Your objective: Copy down every line where the string "RealRate" shows up.

(Data records)
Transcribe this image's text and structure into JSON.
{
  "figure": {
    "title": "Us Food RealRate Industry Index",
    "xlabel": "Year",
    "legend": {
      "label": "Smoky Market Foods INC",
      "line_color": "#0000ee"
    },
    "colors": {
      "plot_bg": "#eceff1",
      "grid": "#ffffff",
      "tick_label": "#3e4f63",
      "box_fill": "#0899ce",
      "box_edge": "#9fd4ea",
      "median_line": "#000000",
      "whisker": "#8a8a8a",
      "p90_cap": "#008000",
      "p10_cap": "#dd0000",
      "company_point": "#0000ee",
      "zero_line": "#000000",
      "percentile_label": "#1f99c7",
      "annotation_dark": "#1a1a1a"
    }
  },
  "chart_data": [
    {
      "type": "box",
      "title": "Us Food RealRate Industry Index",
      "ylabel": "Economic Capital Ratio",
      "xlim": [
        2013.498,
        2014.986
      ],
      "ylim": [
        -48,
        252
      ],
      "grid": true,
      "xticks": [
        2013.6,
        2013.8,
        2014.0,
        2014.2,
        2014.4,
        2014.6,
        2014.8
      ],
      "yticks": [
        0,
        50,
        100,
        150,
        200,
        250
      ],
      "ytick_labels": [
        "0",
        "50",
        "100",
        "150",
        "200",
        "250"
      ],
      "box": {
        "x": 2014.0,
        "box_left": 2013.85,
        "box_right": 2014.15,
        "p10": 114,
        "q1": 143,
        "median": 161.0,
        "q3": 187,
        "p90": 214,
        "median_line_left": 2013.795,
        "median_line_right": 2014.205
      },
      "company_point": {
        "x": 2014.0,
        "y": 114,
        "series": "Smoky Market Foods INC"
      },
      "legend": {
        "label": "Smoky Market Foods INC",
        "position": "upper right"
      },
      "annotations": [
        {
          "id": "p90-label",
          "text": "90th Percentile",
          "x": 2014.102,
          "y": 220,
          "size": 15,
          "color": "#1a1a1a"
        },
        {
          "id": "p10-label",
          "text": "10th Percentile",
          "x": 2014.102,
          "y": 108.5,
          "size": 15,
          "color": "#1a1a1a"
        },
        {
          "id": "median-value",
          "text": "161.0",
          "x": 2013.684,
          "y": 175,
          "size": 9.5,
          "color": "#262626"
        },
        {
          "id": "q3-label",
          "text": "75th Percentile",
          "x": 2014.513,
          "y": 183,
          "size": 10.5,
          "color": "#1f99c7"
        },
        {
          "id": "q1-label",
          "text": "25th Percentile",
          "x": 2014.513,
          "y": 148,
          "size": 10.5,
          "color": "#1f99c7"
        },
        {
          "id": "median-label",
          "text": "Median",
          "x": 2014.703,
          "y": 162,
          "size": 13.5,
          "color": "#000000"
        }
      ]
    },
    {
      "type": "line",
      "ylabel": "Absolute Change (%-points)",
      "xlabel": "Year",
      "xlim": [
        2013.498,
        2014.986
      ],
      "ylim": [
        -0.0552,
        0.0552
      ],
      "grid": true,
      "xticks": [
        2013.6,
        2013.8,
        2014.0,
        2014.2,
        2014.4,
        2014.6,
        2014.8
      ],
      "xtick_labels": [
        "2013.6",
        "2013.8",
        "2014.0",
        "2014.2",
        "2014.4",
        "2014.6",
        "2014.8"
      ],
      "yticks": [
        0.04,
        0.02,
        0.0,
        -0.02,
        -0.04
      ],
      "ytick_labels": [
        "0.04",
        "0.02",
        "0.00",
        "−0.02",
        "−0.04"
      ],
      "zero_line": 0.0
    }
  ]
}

Finished exercise:
    "title": "Us Food RealRate Industry Index",
      "title": "Us Food RealRate Industry Index",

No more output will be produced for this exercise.